**What the task asks**. Pull out each line of the data that includes the word "Path".

**Data to use**.
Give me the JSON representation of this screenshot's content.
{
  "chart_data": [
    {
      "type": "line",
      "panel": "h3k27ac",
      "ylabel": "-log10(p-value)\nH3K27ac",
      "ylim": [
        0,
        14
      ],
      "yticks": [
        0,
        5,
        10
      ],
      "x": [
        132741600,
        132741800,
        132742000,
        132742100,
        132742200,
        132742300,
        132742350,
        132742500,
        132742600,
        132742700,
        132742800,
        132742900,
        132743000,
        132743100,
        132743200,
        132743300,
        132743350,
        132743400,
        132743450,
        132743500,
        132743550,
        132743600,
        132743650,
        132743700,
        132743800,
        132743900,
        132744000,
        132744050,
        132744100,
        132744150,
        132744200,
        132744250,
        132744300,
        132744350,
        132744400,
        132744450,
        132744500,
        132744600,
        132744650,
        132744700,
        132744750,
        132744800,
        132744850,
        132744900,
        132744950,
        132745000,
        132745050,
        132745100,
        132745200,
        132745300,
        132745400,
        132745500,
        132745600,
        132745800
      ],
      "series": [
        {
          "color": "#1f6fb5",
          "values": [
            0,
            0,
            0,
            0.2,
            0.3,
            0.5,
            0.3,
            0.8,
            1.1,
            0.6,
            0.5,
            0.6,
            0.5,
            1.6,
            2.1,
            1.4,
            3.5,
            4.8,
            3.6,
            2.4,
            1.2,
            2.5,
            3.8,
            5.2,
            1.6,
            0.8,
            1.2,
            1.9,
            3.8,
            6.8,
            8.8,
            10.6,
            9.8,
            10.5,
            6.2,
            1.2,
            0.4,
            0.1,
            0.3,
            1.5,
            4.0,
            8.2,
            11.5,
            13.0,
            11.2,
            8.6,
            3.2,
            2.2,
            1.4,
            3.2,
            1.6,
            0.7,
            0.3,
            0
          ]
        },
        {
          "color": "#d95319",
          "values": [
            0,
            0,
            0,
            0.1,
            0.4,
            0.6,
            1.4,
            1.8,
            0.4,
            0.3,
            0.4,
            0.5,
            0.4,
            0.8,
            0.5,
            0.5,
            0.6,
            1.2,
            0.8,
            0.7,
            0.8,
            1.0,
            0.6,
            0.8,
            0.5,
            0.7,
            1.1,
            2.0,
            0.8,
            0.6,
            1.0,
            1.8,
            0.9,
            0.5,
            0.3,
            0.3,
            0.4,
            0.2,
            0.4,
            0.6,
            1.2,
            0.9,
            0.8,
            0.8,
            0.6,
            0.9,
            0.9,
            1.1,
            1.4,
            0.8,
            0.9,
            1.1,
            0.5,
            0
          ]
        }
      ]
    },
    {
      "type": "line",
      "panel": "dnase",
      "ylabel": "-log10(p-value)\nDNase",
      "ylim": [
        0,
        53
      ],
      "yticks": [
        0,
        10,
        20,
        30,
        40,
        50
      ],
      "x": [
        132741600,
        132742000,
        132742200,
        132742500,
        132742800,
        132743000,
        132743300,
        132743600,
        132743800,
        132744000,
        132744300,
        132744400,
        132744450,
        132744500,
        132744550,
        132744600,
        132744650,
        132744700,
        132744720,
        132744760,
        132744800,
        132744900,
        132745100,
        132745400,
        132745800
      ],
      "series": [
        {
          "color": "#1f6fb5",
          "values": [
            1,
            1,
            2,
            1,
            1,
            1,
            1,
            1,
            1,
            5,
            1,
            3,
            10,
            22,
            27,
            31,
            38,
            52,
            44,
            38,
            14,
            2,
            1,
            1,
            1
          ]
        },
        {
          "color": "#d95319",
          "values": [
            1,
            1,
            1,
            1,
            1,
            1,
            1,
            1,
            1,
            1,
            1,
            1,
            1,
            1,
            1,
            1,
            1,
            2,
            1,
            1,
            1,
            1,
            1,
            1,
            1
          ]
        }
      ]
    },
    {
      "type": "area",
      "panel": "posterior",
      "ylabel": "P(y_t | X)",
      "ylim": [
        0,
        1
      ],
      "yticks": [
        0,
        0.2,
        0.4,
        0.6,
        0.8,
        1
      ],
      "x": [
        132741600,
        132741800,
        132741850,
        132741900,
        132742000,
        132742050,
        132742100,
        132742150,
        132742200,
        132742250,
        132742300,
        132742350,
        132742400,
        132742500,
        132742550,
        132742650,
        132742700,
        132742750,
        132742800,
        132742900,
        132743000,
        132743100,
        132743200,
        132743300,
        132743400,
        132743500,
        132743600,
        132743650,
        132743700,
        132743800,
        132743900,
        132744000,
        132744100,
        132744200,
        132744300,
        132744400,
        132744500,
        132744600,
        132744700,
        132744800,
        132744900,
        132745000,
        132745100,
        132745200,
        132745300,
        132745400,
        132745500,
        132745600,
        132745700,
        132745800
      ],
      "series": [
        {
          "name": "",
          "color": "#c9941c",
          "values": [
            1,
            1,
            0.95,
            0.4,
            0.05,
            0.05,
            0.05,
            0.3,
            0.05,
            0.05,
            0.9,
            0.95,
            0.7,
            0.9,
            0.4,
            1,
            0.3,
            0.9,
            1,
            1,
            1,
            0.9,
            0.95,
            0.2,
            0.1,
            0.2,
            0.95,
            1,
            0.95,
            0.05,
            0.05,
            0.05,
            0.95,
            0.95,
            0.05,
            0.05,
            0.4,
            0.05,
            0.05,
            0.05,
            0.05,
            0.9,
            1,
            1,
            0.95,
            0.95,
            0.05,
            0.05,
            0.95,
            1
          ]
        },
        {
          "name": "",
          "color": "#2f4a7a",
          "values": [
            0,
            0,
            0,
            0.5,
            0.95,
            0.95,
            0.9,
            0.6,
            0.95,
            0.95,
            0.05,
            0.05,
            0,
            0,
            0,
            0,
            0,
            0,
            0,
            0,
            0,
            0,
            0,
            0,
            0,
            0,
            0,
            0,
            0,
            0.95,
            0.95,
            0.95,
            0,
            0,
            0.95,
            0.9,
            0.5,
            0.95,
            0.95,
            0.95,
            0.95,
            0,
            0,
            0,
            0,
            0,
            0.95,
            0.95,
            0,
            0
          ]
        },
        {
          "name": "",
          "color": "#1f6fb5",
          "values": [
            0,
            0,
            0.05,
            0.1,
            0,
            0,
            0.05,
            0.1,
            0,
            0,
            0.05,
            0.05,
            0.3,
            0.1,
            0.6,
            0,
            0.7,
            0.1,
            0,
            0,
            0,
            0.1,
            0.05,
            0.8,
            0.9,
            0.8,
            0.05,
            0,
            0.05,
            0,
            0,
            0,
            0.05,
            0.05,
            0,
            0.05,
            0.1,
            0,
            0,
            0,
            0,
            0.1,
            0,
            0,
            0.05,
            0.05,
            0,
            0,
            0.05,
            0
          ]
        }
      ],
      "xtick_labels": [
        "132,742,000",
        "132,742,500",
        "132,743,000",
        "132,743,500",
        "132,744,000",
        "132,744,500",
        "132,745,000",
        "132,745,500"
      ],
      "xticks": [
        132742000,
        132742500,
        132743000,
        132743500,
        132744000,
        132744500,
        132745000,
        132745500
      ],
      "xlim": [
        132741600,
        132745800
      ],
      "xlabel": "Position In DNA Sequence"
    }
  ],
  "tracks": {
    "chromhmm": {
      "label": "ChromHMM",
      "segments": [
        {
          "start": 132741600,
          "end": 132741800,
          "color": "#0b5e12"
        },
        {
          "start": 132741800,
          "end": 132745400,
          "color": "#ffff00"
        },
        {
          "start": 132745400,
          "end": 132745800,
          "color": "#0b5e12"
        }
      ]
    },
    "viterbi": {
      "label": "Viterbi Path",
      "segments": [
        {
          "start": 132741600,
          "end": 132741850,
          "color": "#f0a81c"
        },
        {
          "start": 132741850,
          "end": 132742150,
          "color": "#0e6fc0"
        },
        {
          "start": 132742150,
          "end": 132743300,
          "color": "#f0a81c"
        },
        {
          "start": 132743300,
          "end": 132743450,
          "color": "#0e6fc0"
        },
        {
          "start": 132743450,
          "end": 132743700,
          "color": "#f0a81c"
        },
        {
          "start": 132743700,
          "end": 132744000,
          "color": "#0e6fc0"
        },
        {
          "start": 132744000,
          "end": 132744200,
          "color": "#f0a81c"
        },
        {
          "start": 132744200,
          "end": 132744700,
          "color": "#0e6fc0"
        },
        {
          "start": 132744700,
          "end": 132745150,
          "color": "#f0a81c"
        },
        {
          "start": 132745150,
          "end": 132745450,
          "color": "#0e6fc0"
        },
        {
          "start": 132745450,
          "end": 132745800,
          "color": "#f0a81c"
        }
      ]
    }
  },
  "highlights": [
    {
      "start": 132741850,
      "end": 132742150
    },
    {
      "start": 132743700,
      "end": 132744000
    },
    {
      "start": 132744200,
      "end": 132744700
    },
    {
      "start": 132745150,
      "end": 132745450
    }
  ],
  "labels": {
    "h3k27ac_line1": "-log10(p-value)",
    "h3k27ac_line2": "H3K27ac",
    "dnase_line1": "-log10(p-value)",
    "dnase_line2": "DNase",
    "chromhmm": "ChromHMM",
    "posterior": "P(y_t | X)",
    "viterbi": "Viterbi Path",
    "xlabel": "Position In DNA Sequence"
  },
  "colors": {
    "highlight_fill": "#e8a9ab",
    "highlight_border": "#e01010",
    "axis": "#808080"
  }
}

**Task output**.
      "label": "Viterbi Path",
    "viterbi": "Viterbi Path",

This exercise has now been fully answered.